◆ Stored records
------------------------
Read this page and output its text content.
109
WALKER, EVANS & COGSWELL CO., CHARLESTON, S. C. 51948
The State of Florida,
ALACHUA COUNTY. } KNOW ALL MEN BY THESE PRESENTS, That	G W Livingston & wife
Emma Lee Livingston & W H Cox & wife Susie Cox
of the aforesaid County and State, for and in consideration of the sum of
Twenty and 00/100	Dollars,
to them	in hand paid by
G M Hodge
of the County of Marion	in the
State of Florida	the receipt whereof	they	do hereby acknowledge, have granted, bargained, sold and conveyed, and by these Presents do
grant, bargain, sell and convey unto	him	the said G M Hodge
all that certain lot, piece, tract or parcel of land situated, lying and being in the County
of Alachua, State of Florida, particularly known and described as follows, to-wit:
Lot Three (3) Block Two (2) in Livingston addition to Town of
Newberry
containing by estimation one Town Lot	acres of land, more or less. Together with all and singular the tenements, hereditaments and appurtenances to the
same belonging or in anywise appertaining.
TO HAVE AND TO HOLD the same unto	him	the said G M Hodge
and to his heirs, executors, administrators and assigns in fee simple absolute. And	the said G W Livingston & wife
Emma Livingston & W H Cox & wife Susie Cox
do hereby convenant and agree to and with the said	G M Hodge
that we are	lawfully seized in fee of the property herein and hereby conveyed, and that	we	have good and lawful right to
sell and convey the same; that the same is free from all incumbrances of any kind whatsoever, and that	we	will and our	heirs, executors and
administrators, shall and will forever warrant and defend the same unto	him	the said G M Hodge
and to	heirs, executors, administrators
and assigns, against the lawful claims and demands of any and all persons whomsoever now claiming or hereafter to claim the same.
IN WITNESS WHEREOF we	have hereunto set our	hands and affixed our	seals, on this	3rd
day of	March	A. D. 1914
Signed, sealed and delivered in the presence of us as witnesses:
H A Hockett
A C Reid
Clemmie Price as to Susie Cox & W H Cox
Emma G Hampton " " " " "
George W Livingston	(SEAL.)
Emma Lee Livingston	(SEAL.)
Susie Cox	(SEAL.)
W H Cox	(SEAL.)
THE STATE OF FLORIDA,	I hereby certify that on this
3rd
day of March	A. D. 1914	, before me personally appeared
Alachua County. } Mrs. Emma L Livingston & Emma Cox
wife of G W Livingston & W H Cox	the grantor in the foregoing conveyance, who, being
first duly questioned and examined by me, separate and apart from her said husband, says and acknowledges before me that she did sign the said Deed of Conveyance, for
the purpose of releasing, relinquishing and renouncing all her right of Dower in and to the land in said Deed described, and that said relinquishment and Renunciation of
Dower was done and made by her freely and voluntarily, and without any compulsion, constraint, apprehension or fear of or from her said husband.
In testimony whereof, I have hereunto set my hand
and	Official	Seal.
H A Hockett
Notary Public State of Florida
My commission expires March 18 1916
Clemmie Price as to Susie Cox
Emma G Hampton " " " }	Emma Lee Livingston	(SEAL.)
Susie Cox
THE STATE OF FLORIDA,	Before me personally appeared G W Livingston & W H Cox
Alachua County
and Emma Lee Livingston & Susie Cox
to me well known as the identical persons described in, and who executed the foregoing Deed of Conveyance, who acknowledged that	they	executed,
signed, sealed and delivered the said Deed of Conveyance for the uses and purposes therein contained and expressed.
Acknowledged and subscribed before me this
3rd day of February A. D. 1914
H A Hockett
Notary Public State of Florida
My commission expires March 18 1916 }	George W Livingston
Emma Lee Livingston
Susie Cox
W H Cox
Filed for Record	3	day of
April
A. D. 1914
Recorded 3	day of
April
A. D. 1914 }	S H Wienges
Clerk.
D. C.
------------------------
◆ TASK OBJECTIVE
Show the data once more, exactly as it was written.

◆ WRITTEN SOLUTION
Read this page and output its text content.
109
WALKER, EVANS & COGSWELL CO., CHARLESTON, S. C. 51948
The State of Florida,
ALACHUA COUNTY. } KNOW ALL MEN BY THESE PRESENTS, That	G W Livingston & wife
Emma Lee Livingston & W H Cox & wife Susie Cox
of the aforesaid County and State, for and in consideration of the sum of
Twenty and 00/100	Dollars,
to them	in hand paid by
G M Hodge
of the County of Marion	in the
State of Florida	the receipt whereof	they	do hereby acknowledge, have granted, bargained, sold and conveyed, and by these Presents do
grant, bargain, sell and convey unto	him	the said G M Hodge
all that certain lot, piece, tract or parcel of land situated, lying and being in the County
of Alachua, State of Florida, particularly known and described as follows, to-wit:
Lot Three (3) Block Two (2) in Livingston addition to Town of
Newberry
containing by estimation one Town Lot	acres of land, more or less. Together with all and singular the tenements, hereditaments and appurtenances to the
same belonging or in anywise appertaining.
TO HAVE AND TO HOLD the same unto	him	the said G M Hodge
and to his heirs, executors, administrators and assigns in fee simple absolute. And	the said G W Livingston & wife
Emma Livingston & W H Cox & wife Susie Cox
do hereby convenant and agree to and with the said	G M Hodge
that we are	lawfully seized in fee of the property herein and hereby conveyed, and that	we	have good and lawful right to
sell and convey the same; that the same is free from all incumbrances of any kind whatsoever, and that	we	will and our	heirs, executors and
administrators, shall and will forever warrant and defend the same unto	him	the said G M Hodge
and to	heirs, executors, administrators
and assigns, against the lawful claims and demands of any and all persons whomsoever now claiming or hereafter to claim the same.
IN WITNESS WHEREOF we	have hereunto set our	hands and affixed our	seals, on this	3rd
day of	March	A. D. 1914
Signed, sealed and delivered in the presence of us as witnesses:
H A Hockett
A C Reid
Clemmie Price as to Susie Cox & W H Cox
Emma G Hampton " " " " "
George W Livingston	(SEAL.)
Emma Lee Livingston	(SEAL.)
Susie Cox	(SEAL.)
W H Cox	(SEAL.)
THE STATE OF FLORIDA,	I hereby certify that on this
3rd
day of March	A. D. 1914	, before me personally appeared
Alachua County. } Mrs. Emma L Livingston & Emma Cox
wife of G W Livingston & W H Cox	the grantor in the foregoing conveyance, who, being
first duly questioned and examined by me, separate and apart from her said husband, says and acknowledges before me that she did sign the said Deed of Conveyance, for
the purpose of releasing, relinquishing and renouncing all her right of Dower in and to the land in said Deed described, and that said relinquishment and Renunciation of
Dower was done and made by her freely and voluntarily, and without any compulsion, constraint, apprehension or fear of or from her said husband.
In testimony whereof, I have hereunto set my hand
and	Official	Seal.
H A Hockett
Notary Public State of Florida
My commission expires March 18 1916
Clemmie Price as to Susie Cox
Emma G Hampton " " " }	Emma Lee Livingston	(SEAL.)
Susie Cox
THE STATE OF FLORIDA,	Before me personally appeared G W Livingston & W H Cox
Alachua County
and Emma Lee Livingston & Susie Cox
to me well known as the identical persons described in, and who executed the foregoing Deed of Conveyance, who acknowledged that	they	executed,
signed, sealed and delivered the said Deed of Conveyance for the uses and purposes therein contained and expressed.
Acknowledged and subscribed before me this
3rd day of February A. D. 1914
H A Hockett
Notary Public State of Florida
My commission expires March 18 1916 }	George W Livingston
Emma Lee Livingston
Susie Cox
W H Cox
Filed for Record	3	day of
April
A. D. 1914
Recorded 3	day of
April
A. D. 1914 }	S H Wienges
Clerk.
D. C.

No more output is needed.